--- START OF Record extracts ---

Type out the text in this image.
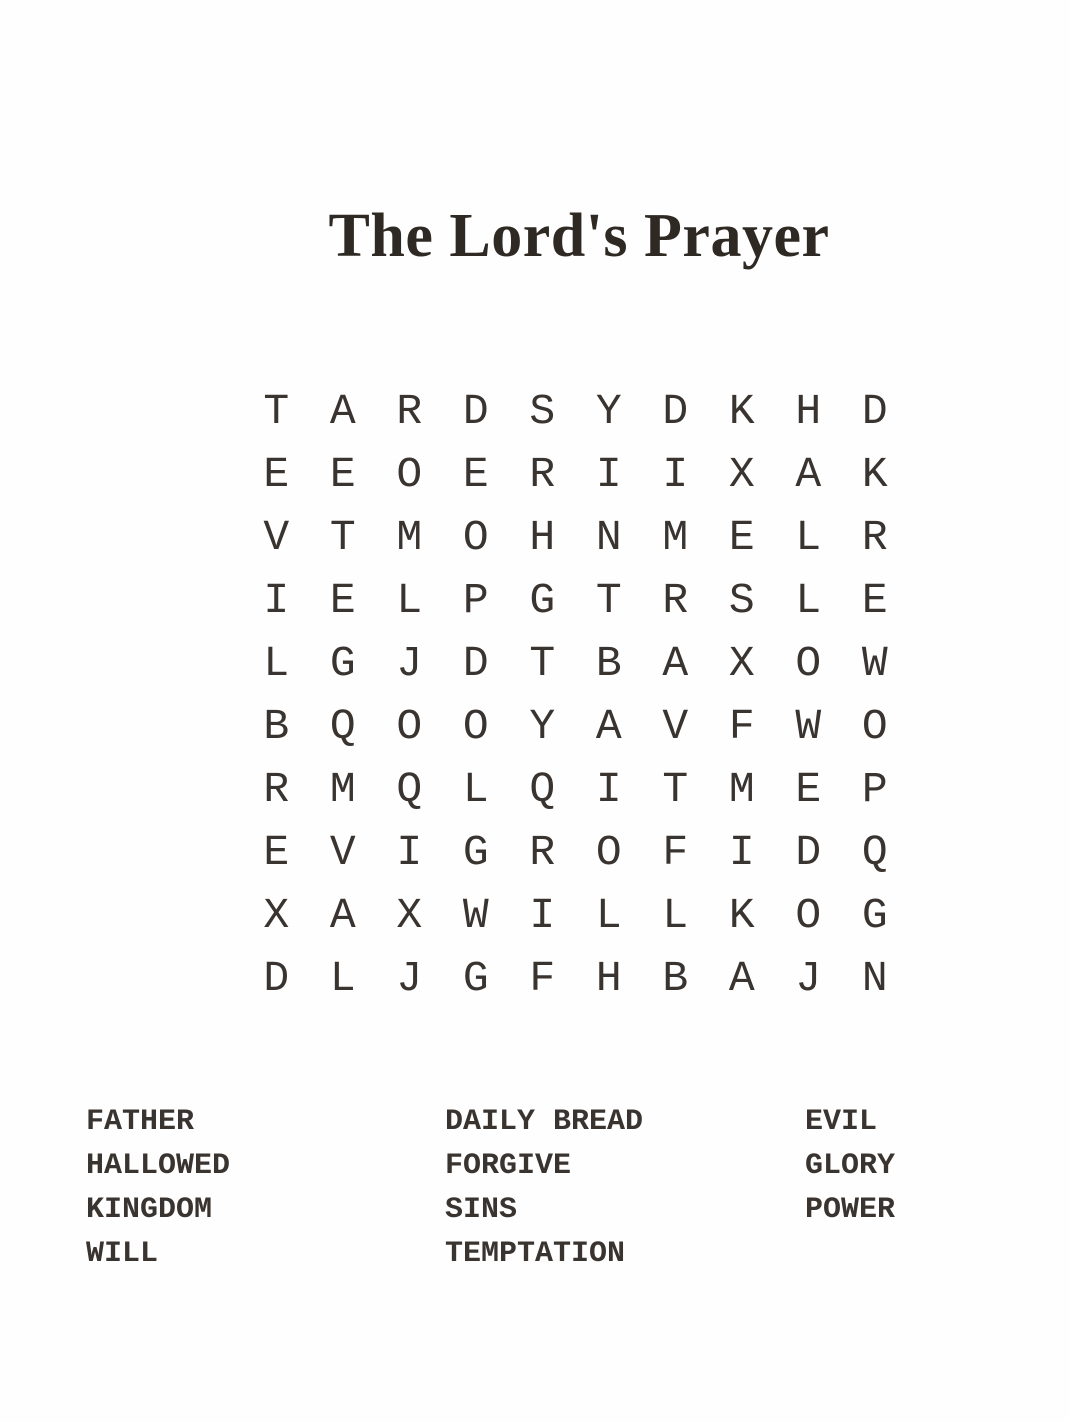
The Lord's Prayer
T A R D S Y D K H D
E E O E R I I X A K
V T M O H N M E L R
I E L P G T R S L E
L G J D T B A X O W
B Q O O Y A V F W O
R M Q L Q I T M E P
E V I G R O F I D Q
X A X W I L L K O G
D L J G F H B A J N
FATHER
HALLOWED
KINGDOM
WILL
DAILY BREAD
FORGIVE
SINS
TEMPTATION
EVIL
GLORY
POWER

--- END OF Record extracts ---

» **Direction**
Copy out all the records exactly, excluding pictures.

» **Response**
Type out the text in this image.
The Lord's Prayer
T A R D S Y D K H D
E E O E R I I X A K
V T M O H N M E L R
I E L P G T R S L E
L G J D T B A X O W
B Q O O Y A V F W O
R M Q L Q I T M E P
E V I G R O F I D Q
X A X W I L L K O G
D L J G F H B A J N
FATHER
HALLOWED
KINGDOM
WILL
DAILY BREAD
FORGIVE
SINS
TEMPTATION
EVIL
GLORY
POWER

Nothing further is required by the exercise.